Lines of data
(begin)

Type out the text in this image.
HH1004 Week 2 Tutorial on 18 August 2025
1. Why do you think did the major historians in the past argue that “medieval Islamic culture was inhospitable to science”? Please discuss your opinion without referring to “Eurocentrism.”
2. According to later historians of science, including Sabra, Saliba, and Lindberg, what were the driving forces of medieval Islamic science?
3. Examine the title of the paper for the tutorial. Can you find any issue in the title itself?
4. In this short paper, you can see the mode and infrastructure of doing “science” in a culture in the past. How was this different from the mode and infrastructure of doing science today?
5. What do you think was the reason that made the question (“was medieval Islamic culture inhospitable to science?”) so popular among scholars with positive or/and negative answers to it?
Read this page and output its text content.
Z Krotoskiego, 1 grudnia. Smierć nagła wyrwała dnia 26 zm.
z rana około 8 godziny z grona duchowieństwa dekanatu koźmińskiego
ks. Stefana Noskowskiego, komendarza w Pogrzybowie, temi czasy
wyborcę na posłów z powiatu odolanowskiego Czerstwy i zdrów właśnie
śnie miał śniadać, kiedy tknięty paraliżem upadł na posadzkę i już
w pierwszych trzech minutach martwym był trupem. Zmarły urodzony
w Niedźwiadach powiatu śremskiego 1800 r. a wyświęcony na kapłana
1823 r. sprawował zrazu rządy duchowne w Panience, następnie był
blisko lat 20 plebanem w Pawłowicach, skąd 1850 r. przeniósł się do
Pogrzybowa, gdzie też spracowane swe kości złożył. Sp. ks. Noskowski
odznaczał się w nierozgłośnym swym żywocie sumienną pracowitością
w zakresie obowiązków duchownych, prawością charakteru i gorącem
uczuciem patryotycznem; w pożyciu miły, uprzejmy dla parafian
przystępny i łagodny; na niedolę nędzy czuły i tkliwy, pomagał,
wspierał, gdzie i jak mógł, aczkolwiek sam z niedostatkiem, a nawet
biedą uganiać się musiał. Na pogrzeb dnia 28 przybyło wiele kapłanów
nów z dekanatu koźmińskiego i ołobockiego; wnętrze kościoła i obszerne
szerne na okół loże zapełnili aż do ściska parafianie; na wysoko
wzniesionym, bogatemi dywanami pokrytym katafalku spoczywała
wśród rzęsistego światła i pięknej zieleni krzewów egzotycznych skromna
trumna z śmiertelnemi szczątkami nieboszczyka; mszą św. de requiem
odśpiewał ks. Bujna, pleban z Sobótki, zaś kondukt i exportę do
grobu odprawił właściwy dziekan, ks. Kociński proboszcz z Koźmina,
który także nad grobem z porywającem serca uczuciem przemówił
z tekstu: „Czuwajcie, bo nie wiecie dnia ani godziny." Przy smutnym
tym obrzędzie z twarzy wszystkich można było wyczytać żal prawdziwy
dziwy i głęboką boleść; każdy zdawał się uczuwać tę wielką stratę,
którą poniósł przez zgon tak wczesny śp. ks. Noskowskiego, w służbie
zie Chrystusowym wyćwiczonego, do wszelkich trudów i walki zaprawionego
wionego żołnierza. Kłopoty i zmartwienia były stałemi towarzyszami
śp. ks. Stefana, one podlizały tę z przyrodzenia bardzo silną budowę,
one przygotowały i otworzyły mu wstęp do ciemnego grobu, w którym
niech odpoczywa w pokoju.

(end)
(begin)

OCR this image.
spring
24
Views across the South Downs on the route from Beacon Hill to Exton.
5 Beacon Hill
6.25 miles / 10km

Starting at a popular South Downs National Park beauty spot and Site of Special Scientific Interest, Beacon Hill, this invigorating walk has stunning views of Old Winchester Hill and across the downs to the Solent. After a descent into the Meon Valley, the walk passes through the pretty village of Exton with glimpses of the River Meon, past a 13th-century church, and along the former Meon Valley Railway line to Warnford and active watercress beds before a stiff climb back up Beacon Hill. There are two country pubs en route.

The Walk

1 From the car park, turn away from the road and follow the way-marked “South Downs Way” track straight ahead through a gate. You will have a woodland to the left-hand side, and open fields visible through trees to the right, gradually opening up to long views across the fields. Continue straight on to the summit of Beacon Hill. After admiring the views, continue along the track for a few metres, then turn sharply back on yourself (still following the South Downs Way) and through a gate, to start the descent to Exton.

(end)

Challenge:
Only a number is needed: how many lines of the material above contain "grobu"?

Answer below:
2